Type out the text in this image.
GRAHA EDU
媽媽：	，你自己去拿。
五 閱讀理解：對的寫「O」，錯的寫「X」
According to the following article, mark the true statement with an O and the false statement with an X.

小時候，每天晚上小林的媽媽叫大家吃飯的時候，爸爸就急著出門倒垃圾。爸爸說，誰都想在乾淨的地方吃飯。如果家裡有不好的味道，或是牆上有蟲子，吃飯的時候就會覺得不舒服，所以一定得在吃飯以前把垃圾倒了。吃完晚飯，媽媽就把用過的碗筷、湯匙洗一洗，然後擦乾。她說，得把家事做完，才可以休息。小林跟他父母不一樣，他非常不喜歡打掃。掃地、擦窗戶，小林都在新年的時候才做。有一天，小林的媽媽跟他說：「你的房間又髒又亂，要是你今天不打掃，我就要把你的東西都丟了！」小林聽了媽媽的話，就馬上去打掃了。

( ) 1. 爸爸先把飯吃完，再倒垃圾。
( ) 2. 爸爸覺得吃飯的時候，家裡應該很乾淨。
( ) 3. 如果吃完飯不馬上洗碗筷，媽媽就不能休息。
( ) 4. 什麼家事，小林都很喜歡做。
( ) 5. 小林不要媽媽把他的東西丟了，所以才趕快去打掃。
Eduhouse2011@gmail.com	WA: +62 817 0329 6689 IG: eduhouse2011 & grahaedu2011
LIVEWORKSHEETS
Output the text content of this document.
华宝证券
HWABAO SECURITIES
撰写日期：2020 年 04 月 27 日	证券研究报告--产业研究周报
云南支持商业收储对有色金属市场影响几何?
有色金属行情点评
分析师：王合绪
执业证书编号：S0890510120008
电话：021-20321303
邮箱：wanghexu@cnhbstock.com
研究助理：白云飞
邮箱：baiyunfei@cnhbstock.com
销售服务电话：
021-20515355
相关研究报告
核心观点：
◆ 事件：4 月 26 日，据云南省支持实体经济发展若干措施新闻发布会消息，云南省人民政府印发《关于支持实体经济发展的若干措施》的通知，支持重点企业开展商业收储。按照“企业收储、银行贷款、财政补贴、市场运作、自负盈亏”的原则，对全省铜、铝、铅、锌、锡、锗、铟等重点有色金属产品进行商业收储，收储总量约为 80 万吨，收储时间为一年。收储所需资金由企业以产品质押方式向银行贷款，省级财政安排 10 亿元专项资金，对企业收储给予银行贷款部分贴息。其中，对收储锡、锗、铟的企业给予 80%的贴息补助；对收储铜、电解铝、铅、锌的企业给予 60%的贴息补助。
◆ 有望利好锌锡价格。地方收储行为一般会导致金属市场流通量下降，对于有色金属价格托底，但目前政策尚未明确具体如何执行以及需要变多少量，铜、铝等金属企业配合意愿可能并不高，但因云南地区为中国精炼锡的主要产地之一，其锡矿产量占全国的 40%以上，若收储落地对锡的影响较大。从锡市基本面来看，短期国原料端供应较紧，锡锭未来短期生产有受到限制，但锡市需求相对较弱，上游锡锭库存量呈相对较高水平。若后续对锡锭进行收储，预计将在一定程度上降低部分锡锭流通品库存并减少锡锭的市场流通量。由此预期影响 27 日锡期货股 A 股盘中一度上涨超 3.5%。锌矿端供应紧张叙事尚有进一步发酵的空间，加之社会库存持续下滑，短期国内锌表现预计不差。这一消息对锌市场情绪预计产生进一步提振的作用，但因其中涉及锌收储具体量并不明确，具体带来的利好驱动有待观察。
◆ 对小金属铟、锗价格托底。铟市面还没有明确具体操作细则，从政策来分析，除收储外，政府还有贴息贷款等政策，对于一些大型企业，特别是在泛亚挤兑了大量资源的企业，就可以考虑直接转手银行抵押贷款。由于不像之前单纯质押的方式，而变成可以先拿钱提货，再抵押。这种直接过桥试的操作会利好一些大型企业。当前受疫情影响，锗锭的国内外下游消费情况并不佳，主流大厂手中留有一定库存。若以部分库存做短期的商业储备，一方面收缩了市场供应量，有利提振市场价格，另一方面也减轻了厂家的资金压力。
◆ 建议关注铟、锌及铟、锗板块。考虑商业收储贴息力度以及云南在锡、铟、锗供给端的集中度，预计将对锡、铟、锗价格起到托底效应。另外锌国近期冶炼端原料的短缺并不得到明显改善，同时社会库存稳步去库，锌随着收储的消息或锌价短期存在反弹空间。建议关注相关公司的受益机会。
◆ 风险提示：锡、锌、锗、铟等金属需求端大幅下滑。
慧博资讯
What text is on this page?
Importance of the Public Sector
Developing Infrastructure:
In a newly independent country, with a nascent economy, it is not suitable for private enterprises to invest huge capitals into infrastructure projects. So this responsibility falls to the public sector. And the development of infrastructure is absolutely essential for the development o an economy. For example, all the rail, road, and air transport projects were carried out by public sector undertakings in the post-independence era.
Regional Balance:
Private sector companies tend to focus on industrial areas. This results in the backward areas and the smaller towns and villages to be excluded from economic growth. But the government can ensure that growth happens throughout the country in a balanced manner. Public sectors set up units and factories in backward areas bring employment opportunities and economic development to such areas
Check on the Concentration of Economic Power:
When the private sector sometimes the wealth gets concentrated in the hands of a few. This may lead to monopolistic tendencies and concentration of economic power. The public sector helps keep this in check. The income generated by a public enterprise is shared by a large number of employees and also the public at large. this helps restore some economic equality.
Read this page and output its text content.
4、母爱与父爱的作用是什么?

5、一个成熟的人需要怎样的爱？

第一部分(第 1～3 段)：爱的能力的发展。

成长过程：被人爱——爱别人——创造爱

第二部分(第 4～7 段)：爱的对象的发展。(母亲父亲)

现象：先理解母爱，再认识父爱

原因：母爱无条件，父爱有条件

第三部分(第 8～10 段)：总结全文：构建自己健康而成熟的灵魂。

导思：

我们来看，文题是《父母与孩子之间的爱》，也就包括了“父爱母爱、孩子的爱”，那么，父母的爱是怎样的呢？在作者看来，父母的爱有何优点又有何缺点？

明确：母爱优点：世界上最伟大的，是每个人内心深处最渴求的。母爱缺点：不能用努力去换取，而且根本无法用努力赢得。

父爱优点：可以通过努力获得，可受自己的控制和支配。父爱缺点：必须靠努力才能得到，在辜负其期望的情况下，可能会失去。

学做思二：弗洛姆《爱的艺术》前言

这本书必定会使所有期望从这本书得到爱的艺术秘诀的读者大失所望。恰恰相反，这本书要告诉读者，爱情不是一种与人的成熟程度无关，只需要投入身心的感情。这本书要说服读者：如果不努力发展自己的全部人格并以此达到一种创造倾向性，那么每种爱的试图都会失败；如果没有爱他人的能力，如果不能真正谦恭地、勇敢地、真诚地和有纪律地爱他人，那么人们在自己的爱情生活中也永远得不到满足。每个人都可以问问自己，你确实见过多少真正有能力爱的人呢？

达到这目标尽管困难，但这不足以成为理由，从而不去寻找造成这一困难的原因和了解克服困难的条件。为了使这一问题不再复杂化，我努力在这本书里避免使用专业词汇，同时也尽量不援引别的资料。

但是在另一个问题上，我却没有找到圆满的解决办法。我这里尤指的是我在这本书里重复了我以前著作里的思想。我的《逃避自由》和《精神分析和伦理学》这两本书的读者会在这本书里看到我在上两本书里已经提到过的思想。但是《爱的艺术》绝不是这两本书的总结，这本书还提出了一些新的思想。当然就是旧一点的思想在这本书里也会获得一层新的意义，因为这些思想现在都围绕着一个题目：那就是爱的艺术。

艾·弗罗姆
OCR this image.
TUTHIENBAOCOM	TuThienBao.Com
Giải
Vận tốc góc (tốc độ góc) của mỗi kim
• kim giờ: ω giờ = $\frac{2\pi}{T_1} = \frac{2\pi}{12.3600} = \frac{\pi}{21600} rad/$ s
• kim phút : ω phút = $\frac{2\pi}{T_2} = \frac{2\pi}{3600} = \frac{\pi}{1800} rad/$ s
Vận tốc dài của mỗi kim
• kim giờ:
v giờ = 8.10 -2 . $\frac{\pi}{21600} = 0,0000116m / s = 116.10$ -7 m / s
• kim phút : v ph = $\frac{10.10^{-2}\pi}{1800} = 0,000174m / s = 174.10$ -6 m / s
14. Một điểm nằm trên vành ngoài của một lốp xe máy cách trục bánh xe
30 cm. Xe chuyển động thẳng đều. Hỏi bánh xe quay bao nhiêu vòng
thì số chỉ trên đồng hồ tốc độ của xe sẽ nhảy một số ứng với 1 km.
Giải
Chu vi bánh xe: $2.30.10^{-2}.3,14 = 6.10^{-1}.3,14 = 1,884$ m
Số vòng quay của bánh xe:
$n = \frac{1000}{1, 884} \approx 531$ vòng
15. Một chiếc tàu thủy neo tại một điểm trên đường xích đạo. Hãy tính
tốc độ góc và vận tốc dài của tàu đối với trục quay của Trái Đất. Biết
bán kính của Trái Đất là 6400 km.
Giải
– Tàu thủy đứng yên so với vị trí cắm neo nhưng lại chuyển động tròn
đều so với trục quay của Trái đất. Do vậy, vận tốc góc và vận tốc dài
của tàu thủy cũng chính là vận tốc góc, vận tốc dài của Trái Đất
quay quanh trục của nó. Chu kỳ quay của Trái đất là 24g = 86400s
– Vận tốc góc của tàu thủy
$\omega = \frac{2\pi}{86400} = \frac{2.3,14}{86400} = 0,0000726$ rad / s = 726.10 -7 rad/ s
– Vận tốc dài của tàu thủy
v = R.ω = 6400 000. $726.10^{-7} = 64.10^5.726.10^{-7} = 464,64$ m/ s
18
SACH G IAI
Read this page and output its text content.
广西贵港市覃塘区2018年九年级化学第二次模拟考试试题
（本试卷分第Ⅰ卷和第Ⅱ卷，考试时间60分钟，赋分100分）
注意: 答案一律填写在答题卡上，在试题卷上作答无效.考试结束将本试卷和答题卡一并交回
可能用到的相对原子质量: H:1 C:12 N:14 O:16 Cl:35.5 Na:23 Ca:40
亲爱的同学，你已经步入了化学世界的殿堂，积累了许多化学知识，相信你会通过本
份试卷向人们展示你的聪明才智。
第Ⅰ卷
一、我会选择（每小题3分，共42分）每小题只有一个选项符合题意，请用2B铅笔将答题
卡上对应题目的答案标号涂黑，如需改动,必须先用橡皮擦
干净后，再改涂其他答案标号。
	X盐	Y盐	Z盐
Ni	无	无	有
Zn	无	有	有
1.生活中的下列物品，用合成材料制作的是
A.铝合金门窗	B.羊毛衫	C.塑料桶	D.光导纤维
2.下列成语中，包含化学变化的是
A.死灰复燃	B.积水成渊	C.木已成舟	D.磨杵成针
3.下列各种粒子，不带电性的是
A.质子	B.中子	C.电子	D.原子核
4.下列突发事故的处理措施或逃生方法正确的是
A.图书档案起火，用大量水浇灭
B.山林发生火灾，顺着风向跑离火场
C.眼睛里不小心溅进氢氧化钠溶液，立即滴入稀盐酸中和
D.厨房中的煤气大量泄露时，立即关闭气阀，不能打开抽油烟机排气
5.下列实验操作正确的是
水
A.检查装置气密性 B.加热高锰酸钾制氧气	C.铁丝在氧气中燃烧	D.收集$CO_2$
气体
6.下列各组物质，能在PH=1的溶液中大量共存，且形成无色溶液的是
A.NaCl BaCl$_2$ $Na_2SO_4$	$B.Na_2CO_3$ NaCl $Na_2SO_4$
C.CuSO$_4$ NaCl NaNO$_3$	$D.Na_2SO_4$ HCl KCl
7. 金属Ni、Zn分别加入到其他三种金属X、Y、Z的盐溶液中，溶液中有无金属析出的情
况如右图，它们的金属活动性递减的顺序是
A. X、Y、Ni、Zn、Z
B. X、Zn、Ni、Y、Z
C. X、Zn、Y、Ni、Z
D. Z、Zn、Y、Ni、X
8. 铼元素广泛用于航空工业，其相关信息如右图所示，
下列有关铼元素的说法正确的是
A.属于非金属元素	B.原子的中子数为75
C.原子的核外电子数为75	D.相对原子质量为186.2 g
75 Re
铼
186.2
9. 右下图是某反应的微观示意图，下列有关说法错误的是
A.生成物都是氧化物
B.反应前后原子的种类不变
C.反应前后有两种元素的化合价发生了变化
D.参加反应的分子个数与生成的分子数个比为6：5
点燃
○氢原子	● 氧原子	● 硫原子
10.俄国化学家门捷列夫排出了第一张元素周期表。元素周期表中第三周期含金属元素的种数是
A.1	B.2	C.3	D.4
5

• STATED GOAL:
Of all the lines in the listing above, how many contain the word "động"? Answer with the number alone.

• SOLUTION BELOW:
2